>> begin

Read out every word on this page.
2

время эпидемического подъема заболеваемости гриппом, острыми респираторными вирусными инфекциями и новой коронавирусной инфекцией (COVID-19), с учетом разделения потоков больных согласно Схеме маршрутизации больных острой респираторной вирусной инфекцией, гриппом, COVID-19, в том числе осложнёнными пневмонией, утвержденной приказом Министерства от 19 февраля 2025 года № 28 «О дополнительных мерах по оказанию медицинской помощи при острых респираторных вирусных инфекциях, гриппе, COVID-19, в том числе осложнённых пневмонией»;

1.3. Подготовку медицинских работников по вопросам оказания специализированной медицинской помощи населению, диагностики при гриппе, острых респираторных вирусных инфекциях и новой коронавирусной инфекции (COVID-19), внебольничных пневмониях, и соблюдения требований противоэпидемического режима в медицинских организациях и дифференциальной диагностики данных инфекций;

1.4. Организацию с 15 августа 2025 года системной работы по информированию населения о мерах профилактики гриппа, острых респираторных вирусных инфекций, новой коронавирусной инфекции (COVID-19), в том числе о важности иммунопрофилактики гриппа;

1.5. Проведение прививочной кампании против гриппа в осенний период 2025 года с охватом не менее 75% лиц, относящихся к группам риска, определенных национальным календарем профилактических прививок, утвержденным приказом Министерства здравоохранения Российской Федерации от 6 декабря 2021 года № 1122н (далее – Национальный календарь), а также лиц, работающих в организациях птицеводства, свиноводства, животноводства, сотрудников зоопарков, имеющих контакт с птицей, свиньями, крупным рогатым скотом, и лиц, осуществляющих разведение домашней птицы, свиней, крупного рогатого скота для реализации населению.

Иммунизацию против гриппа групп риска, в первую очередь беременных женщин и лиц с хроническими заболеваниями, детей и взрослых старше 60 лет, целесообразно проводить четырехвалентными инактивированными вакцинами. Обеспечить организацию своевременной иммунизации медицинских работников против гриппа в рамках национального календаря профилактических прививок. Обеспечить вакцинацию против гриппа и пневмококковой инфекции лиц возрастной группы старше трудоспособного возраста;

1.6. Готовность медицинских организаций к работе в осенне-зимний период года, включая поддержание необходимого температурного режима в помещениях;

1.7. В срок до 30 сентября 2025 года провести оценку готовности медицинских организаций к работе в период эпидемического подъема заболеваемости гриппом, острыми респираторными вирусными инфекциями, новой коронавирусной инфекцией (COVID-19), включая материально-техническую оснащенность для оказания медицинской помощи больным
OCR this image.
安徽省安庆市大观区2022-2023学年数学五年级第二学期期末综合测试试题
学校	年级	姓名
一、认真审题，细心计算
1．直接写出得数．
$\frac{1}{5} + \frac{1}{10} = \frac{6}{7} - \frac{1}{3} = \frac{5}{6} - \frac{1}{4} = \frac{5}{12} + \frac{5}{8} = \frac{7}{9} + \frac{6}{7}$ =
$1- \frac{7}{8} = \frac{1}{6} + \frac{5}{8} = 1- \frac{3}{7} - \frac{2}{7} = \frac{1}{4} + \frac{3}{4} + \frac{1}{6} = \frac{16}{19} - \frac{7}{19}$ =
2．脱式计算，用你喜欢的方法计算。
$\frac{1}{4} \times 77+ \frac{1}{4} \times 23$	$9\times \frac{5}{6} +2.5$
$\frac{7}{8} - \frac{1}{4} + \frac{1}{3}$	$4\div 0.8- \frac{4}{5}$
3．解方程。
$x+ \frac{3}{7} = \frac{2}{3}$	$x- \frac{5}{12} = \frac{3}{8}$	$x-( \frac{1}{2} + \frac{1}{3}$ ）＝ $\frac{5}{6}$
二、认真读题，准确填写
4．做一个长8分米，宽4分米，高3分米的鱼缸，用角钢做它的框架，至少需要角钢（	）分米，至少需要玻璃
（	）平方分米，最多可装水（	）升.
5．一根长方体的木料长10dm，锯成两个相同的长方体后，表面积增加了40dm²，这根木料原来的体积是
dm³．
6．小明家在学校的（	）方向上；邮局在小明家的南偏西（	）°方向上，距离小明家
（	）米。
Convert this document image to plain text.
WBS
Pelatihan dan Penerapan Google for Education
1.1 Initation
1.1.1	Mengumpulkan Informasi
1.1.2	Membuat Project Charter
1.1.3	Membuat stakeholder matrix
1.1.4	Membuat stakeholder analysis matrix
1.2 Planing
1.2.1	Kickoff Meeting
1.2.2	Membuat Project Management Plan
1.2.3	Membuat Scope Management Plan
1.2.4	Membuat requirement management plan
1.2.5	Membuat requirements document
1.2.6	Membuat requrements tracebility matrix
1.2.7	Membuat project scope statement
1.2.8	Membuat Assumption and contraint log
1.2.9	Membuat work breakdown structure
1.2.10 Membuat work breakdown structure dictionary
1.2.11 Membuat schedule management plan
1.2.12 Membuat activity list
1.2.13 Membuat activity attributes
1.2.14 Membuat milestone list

>> end

• What is asked:
Look through the data above. Find each line with the string "включая" and copy it.

• Result of this task:
1.6. Готовность медицинских организаций к работе в осенне-зимний период года, включая поддержание необходимого температурного режима в помещениях;
1.7. В срок до 30 сентября 2025 года провести оценку готовности медицинских организаций к работе в период эпидемического подъема заболеваемости гриппом, острыми респираторными вирусными инфекциями, новой коронавирусной инфекцией (COVID-19), включая материально-техническую оснащенность для оказания медицинской помощи больным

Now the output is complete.